═══ Data for this exercise ═══
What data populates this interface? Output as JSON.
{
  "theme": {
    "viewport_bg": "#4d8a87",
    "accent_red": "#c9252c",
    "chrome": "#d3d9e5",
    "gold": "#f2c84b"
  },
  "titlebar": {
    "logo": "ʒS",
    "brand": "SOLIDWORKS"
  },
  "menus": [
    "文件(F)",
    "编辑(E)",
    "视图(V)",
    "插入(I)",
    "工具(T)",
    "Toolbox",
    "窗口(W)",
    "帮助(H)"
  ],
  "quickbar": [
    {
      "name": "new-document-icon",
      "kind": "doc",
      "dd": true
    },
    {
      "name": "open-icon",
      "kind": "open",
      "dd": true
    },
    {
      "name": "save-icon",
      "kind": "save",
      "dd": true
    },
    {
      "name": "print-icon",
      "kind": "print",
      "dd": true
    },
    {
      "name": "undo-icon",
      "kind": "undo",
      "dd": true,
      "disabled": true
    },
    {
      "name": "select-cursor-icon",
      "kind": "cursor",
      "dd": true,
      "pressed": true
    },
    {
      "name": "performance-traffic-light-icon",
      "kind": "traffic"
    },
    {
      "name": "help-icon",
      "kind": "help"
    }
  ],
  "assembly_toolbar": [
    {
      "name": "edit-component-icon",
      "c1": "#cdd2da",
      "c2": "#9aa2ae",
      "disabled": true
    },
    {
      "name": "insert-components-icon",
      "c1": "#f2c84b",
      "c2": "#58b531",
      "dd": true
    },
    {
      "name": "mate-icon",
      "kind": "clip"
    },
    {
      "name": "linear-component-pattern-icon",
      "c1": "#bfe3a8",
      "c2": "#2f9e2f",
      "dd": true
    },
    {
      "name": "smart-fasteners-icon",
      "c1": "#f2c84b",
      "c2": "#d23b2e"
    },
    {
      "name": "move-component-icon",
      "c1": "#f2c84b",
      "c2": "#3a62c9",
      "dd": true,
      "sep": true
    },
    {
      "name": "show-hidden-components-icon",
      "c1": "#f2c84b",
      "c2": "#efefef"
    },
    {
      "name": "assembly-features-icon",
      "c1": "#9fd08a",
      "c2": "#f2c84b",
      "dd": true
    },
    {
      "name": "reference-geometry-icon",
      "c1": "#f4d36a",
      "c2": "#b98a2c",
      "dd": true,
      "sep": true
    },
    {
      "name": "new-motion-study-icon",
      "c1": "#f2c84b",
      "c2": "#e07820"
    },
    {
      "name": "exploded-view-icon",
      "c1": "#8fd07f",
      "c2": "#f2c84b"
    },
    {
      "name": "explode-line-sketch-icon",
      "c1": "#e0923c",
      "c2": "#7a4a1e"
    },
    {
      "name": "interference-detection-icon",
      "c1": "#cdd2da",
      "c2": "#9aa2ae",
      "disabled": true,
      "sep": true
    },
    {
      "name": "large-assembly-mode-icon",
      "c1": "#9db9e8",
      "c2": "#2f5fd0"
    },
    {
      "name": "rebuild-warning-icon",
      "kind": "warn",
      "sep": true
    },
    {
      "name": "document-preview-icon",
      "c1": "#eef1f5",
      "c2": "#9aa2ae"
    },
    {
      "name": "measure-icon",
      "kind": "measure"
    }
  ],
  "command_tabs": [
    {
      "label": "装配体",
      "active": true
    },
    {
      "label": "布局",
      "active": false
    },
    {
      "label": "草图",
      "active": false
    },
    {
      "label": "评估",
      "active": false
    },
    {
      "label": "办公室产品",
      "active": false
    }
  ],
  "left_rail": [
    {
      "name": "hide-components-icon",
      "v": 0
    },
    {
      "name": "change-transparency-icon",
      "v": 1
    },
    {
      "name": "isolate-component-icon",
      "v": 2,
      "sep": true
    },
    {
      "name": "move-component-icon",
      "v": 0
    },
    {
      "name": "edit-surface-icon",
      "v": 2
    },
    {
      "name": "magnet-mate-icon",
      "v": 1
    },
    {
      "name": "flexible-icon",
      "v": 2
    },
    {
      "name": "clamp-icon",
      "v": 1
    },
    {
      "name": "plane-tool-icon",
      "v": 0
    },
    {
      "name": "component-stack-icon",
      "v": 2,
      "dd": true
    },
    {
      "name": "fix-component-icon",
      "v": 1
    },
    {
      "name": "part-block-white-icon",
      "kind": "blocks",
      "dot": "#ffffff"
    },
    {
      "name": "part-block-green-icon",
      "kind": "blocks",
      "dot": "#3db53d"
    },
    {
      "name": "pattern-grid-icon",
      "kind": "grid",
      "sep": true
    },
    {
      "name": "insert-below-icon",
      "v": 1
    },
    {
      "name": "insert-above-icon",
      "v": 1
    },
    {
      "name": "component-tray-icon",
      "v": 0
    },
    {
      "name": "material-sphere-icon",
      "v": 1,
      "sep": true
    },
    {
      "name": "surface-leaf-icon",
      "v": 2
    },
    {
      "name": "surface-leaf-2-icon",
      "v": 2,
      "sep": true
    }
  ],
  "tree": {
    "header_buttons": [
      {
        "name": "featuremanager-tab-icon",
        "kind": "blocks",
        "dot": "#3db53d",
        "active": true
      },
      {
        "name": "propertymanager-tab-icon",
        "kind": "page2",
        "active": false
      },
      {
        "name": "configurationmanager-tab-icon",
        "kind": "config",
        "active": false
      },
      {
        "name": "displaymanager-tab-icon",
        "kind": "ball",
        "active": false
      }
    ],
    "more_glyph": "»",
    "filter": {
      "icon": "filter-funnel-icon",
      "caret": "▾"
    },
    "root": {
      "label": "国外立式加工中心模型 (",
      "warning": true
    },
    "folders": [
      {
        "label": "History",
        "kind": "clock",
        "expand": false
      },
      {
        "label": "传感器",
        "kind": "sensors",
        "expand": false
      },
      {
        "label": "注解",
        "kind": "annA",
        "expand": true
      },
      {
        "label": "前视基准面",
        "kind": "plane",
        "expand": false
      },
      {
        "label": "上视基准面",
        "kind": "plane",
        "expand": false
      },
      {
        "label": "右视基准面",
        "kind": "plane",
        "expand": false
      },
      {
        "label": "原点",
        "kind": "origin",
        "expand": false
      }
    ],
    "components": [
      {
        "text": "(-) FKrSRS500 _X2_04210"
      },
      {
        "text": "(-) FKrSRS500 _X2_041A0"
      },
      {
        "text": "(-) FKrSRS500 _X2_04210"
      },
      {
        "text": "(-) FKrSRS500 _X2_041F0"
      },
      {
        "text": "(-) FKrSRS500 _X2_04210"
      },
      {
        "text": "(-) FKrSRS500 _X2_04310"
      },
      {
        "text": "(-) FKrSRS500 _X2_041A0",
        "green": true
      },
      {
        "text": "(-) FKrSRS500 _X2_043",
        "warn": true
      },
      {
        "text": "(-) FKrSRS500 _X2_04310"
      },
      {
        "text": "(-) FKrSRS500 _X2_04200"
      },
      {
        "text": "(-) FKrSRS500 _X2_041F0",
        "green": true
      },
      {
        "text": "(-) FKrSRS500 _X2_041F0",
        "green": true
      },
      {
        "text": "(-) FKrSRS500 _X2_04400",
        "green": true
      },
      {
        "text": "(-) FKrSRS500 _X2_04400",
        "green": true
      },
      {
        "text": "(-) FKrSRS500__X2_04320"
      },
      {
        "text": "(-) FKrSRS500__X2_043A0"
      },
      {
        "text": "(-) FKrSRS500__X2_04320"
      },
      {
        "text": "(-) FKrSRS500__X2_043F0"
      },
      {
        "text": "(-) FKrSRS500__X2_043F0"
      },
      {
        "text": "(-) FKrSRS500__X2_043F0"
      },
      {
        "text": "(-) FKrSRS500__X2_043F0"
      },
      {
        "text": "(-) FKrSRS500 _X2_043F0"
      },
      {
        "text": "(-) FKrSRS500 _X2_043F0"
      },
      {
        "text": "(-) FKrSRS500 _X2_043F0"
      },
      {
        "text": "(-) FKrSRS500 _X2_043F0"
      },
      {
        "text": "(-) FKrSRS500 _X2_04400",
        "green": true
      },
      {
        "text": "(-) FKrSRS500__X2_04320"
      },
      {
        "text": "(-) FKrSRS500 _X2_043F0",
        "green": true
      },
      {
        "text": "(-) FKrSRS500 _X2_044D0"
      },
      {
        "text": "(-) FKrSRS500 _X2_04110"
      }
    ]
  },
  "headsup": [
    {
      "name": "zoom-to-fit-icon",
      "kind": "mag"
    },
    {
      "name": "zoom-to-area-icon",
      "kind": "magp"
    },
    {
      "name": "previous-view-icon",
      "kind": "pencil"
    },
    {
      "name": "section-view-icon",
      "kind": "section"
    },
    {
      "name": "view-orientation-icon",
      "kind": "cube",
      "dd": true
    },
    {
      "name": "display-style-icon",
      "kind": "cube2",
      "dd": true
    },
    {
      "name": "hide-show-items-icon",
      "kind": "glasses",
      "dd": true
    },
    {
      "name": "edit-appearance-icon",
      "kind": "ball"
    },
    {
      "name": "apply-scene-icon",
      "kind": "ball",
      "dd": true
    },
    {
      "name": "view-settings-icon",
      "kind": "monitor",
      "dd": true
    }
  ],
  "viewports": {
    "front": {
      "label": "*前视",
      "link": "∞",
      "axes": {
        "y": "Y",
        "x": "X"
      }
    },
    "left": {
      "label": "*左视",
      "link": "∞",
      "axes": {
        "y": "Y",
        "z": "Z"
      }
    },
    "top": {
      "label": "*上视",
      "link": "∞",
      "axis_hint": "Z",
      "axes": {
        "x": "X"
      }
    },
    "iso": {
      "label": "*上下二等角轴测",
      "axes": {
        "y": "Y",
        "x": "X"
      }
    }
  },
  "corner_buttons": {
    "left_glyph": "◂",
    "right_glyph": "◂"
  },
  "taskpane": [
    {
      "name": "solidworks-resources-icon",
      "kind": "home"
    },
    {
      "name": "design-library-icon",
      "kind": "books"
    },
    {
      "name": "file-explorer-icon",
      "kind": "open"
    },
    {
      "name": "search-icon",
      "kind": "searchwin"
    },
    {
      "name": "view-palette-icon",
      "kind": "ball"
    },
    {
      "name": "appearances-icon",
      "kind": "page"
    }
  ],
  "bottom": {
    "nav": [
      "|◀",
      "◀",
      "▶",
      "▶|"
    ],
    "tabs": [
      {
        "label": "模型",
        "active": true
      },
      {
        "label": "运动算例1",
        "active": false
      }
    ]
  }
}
═══
Written task: Identify the lines above with the word "edit". Copy them.

Output below:
      "name": "edit-component-icon",
      "name": "edit-surface-icon",
      "name": "edit-appearance-icon",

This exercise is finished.